• **Instructions for the task**
Please reproduce the passage on the Heysel tragedy word for word, between "A fucking awful, awful" and "a sad fact.", inclusive.

• **Selected text**
A fucking awful, awful tragedy.

 

One that sadly was inevitable at some time and some place - anyone who remembers the time and anyone who remembers how things were or has read up on how they were will know that is a sad fact.

 

How it happened and why it happened is a long and grim story and football fans, the authorities, the clubs, governments, police etc should all hang their heads in shame for their part in how and why it happened and for the fact that it was sadly inevitable at some time and some place.

 

The people who glibly use the tragedy of Heysel and the sad loss of life as a weapon in football rivalry now should also hang their heads in shame.

 

Thankfully a lot of lessons have be learned from that sad, sad day - too late of course and sadly further mass loss of life at football matches still followed with many of the same issues at the heart.

 

But 35 years on the game has managed to move on from those dark days and is not plagued anywhere near as badly with all those issues, that is the light that comes out of what was awful dark.

• **Rows**
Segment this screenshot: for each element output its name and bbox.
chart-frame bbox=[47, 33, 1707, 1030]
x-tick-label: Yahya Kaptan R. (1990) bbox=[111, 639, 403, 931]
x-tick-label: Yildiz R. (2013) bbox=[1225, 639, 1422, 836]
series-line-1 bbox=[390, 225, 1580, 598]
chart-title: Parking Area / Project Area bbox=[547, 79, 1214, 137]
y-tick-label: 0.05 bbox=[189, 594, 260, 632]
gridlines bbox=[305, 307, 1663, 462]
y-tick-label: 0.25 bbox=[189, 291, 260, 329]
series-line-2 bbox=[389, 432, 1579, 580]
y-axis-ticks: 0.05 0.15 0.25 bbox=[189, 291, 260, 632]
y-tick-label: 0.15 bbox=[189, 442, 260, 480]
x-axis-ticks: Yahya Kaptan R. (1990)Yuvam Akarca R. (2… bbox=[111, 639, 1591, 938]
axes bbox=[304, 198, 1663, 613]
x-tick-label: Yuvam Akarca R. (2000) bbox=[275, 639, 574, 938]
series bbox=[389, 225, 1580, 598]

• **Reply**
A fucking awful, awful tragedy.

 

One that sadly was inevitable at some time and some place - anyone who remembers the time and anyone who remembers how things were or has read up on how they were will know that is a sad fact.